Task prompt - Repeat the full listing below verbatim and keep the images out.

Stored rows -
+++

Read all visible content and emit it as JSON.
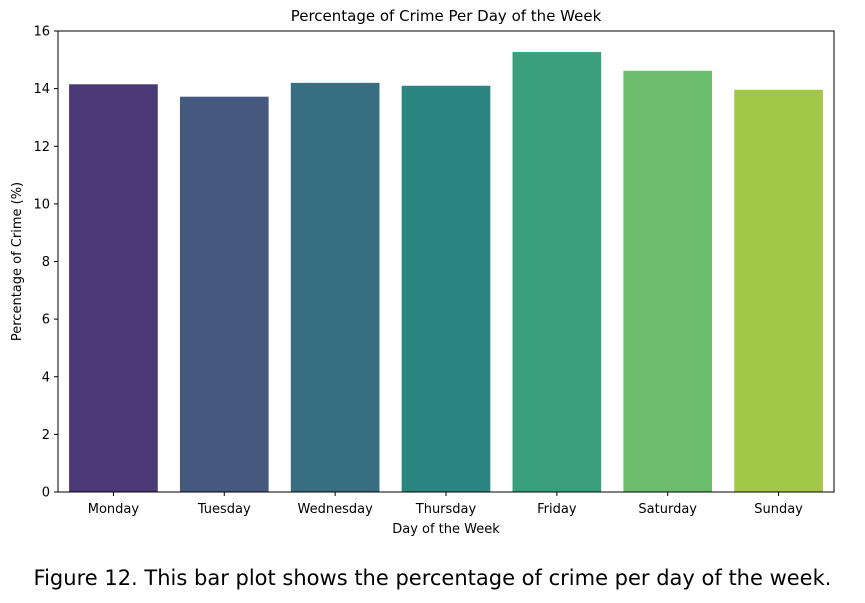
{
  "caption": "Figure 12. This bar plot shows the percentage of crime per day of the week.",
  "chart_data": {
    "type": "bar",
    "title": "Percentage of Crime Per Day of the Week",
    "xlabel": "Day of the Week",
    "ylabel": "Percentage of Crime (%)",
    "categories": [
      "Monday",
      "Tuesday",
      "Wednesday",
      "Thursday",
      "Friday",
      "Saturday",
      "Sunday"
    ],
    "values": [
      14.15,
      13.72,
      14.2,
      14.1,
      15.27,
      14.62,
      13.96
    ],
    "colors": [
      "#4b3876",
      "#46597f",
      "#386e81",
      "#2b8580",
      "#3a9f7d",
      "#6cbe6c",
      "#a3c747"
    ],
    "ylim": [
      0,
      16
    ],
    "yticks": [
      "0",
      "2",
      "4",
      "6",
      "8",
      "10",
      "12",
      "14",
      "16"
    ],
    "grid": false,
    "legend": "none"
  }
}
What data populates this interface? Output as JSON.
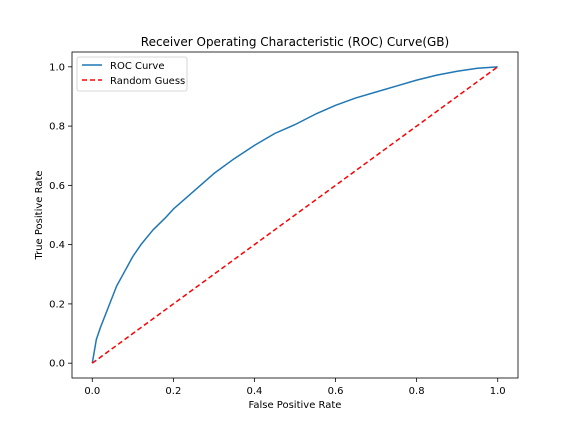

+++

Answer to the exercise -
Read all visible content and emit it as JSON.
{
  "caption": "Figure 12. This bar plot shows the percentage of crime per day of the week.",
  "chart_data": {
    "type": "bar",
    "title": "Percentage of Crime Per Day of the Week",
    "xlabel": "Day of the Week",
    "ylabel": "Percentage of Crime (%)",
    "categories": [
      "Monday",
      "Tuesday",
      "Wednesday",
      "Thursday",
      "Friday",
      "Saturday",
      "Sunday"
    ],
    "values": [
      14.15,
      13.72,
      14.2,
      14.1,
      15.27,
      14.62,
      13.96
    ],
    "colors": [
      "#4b3876",
      "#46597f",
      "#386e81",
      "#2b8580",
      "#3a9f7d",
      "#6cbe6c",
      "#a3c747"
    ],
    "ylim": [
      0,
      16
    ],
    "yticks": [
      "0",
      "2",
      "4",
      "6",
      "8",
      "10",
      "12",
      "14",
      "16"
    ],
    "grid": false,
    "legend": "none"
  }
}
What data populates this interface? Output as JSON.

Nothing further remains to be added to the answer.